• Data lines:
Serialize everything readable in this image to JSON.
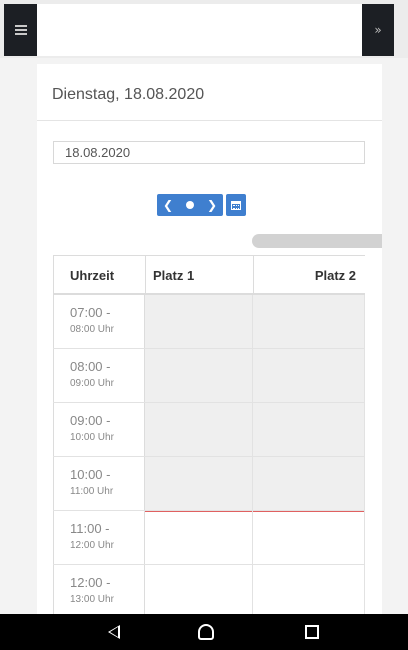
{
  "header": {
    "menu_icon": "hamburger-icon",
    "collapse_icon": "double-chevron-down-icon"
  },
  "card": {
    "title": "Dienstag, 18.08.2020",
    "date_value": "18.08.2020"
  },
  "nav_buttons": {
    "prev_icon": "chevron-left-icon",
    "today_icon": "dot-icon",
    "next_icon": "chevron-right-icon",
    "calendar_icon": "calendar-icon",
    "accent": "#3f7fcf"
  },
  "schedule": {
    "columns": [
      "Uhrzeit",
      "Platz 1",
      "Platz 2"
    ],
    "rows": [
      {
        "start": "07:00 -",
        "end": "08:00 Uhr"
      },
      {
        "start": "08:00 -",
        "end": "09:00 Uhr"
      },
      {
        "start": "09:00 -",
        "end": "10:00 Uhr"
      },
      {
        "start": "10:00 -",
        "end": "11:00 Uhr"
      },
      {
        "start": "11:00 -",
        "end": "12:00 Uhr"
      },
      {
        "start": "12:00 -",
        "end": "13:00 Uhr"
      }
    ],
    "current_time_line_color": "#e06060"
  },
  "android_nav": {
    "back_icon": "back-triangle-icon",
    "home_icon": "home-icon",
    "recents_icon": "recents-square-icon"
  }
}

• Request: Go through the listing above line by line and say how many lines hold the word "icon". Reply with that number only.

• Complete output: 9